**Records from a data collection**.
>> START

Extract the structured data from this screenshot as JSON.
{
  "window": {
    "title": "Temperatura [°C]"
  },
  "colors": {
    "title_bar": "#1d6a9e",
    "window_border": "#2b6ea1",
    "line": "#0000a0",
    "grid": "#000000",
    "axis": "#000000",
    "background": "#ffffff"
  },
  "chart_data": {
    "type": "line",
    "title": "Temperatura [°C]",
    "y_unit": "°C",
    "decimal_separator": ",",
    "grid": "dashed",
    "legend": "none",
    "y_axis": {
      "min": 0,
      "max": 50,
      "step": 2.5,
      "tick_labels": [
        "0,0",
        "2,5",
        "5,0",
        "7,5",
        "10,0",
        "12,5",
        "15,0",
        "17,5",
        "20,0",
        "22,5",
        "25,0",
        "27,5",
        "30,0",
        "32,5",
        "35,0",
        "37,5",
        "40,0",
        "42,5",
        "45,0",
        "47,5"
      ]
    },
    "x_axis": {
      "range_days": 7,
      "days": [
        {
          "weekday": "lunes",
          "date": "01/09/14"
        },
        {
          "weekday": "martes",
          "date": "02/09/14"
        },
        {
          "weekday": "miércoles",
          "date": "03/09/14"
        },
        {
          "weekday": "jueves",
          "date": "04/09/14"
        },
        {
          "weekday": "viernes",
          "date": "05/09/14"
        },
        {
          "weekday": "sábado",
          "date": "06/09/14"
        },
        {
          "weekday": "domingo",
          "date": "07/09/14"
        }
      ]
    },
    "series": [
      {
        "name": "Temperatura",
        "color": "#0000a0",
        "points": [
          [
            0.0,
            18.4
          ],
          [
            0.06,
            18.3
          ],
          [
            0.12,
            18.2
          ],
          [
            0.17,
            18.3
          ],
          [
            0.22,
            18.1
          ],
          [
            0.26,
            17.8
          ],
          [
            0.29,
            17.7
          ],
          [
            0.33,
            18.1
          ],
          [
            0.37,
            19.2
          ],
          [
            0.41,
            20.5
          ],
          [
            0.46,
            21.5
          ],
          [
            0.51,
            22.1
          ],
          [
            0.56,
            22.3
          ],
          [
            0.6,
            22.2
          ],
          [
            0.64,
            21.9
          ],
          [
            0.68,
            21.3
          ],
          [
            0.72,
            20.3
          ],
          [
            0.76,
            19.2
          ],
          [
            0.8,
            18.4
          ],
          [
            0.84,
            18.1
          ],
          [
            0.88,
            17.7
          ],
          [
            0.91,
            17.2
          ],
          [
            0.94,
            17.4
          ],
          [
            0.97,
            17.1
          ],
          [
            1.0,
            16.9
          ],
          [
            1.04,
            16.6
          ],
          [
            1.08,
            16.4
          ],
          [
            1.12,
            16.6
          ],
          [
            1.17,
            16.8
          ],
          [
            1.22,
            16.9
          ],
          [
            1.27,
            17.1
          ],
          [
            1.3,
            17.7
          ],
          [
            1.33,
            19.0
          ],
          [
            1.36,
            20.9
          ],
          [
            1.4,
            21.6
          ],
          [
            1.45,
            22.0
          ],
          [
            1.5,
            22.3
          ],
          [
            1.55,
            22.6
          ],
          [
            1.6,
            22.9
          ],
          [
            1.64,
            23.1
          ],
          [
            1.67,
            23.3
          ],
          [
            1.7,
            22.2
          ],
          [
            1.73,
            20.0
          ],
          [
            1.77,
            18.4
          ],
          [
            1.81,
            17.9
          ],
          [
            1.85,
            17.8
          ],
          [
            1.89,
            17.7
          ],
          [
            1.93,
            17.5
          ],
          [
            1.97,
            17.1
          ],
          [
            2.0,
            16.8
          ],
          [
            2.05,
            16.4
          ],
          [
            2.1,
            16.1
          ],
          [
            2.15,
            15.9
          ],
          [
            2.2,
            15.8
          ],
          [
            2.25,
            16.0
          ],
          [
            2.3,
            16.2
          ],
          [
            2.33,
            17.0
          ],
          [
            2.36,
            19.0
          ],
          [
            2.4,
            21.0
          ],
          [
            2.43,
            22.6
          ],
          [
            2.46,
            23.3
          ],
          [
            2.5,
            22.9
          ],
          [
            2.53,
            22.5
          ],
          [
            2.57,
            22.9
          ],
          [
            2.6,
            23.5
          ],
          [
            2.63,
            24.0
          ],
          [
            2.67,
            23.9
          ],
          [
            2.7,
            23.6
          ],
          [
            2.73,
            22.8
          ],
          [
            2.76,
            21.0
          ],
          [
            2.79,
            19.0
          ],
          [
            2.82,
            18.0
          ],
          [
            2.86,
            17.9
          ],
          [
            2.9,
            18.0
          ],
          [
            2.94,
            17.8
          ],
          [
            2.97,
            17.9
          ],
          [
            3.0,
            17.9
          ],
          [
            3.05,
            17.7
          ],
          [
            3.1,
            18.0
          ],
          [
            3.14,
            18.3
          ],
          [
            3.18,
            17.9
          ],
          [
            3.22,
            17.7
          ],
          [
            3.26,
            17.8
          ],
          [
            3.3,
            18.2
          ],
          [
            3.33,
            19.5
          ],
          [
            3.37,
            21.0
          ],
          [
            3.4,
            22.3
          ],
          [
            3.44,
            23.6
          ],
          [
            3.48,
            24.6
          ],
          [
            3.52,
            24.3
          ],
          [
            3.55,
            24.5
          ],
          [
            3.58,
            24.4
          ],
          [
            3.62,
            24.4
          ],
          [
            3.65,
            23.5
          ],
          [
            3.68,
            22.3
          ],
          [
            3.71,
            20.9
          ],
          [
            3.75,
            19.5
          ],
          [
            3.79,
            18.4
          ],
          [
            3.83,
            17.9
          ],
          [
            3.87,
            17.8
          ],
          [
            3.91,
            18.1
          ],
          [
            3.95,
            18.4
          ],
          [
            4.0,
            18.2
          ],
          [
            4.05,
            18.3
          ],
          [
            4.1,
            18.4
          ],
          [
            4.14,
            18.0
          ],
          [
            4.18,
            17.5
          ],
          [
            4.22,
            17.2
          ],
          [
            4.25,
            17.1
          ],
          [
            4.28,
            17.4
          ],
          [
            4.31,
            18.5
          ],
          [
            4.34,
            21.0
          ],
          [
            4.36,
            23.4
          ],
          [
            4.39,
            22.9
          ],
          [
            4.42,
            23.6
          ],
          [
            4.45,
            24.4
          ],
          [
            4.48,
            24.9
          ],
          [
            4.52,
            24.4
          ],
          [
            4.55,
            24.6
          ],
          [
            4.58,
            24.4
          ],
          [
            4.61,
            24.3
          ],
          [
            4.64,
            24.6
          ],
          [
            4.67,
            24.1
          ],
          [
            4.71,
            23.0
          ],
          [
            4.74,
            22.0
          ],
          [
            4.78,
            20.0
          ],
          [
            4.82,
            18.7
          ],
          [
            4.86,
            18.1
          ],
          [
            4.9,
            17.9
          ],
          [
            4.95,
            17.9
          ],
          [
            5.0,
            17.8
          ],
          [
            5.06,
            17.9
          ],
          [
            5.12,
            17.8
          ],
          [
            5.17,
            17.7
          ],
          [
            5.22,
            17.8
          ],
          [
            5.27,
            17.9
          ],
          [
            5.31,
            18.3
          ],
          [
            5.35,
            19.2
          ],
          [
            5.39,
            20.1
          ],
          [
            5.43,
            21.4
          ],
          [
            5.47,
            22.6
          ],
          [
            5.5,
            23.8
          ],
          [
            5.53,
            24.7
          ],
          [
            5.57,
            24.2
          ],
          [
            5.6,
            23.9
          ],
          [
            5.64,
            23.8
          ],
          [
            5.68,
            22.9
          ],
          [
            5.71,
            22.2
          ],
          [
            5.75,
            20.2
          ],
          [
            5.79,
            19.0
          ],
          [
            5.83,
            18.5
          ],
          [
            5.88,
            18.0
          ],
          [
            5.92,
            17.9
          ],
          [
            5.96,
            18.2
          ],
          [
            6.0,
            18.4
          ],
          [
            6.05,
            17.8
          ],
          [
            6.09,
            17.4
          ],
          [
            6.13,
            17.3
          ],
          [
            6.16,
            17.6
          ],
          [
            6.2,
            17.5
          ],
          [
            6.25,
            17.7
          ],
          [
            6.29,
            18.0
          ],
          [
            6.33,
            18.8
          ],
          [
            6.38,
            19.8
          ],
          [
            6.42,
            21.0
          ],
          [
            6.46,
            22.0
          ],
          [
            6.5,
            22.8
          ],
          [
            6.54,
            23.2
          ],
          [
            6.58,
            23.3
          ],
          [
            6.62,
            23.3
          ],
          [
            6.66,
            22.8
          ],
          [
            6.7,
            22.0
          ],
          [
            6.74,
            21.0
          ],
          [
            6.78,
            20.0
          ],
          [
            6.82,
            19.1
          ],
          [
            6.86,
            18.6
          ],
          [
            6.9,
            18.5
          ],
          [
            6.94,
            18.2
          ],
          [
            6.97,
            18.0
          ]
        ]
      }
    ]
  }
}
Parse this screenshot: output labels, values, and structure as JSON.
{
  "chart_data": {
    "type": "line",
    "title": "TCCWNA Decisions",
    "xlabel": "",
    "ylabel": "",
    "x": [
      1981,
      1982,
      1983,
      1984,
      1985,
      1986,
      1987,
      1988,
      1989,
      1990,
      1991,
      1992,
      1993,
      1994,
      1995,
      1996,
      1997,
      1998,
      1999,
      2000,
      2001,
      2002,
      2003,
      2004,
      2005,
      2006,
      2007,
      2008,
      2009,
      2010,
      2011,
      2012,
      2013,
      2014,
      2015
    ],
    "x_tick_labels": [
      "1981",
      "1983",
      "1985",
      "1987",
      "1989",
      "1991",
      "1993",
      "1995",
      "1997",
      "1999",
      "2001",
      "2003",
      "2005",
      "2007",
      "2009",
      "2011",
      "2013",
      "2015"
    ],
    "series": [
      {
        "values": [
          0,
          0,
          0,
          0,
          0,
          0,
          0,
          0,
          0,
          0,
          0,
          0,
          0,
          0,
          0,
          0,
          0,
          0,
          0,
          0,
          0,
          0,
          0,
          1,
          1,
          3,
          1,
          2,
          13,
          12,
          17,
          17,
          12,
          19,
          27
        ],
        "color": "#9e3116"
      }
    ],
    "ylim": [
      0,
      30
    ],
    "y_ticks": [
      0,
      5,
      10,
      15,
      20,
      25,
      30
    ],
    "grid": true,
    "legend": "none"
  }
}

>> END

**Your objective**. Count every line bearing the word "screenshot"; report the total only.

**Solution to this task**. 2